_WRITTEN EXERCISE:_ From the entries below, gather every line containing the string "Alta".

_DATASET ENTRIES:_
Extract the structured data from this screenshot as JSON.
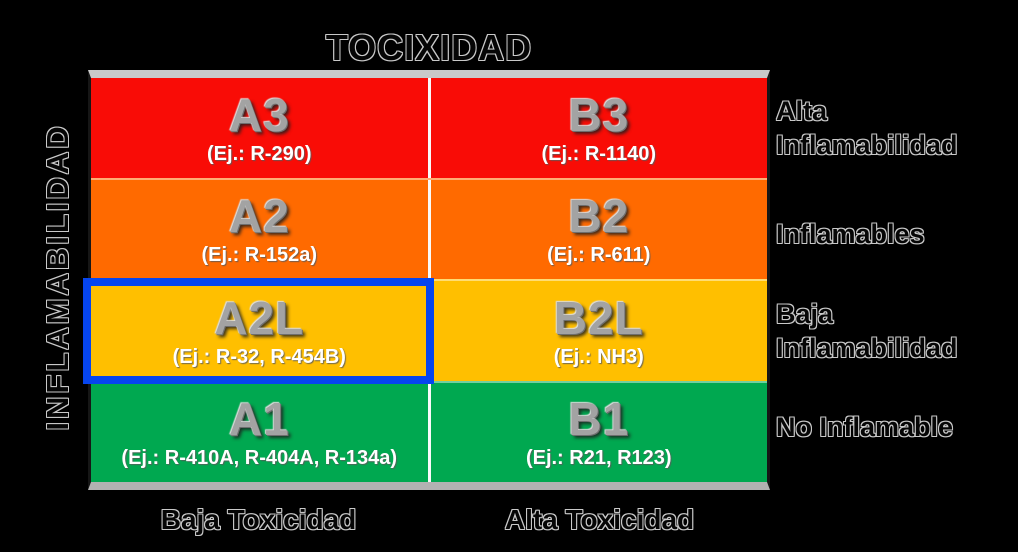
{
  "title": "TOCIXIDAD",
  "y_axis_label": "INFLAMABILIDAD",
  "x_axis": {
    "low_label": "Baja Toxicidad",
    "high_label": "Alta Toxicidad"
  },
  "matrix": {
    "rows": [
      {
        "bg": "#F90C06",
        "right_label_line1": "Alta",
        "right_label_line2": "Inflamabilidad",
        "cells": [
          {
            "code": "A3",
            "example": "(Ej.: R-290)"
          },
          {
            "code": "B3",
            "example": "(Ej.: R-1140)"
          }
        ]
      },
      {
        "bg": "#FF6A00",
        "right_label_line1": "Inflamables",
        "right_label_line2": "",
        "cells": [
          {
            "code": "A2",
            "example": "(Ej.: R-152a)"
          },
          {
            "code": "B2",
            "example": "(Ej.: R-611)"
          }
        ]
      },
      {
        "bg": "#FFBF00",
        "right_label_line1": "Baja",
        "right_label_line2": "Inflamabilidad",
        "cells": [
          {
            "code": "A2L",
            "example": "(Ej.: R-32, R-454B)"
          },
          {
            "code": "B2L",
            "example": "(Ej.: NH3)"
          }
        ]
      },
      {
        "bg": "#00A850",
        "right_label_line1": "No Inflamable",
        "right_label_line2": "",
        "cells": [
          {
            "code": "A1",
            "example": "(Ej.: R-410A, R-404A, R-134a)"
          },
          {
            "code": "B1",
            "example": "(Ej.: R21, R123)"
          }
        ]
      }
    ]
  },
  "highlight": {
    "cell": "A2L",
    "color": "#0645EE"
  },
  "colors": {
    "red": "#F90C06",
    "orange": "#FF6A00",
    "yellow": "#FFBF00",
    "green": "#00A850",
    "frame": "#C9C9C9",
    "column_divider": "#FAFAFA",
    "background": "#000000"
  }
}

_SOLUTION FOR THIS EXERCISE:_
    "high_label": "Alta Toxicidad"
        "right_label_line1": "Alta",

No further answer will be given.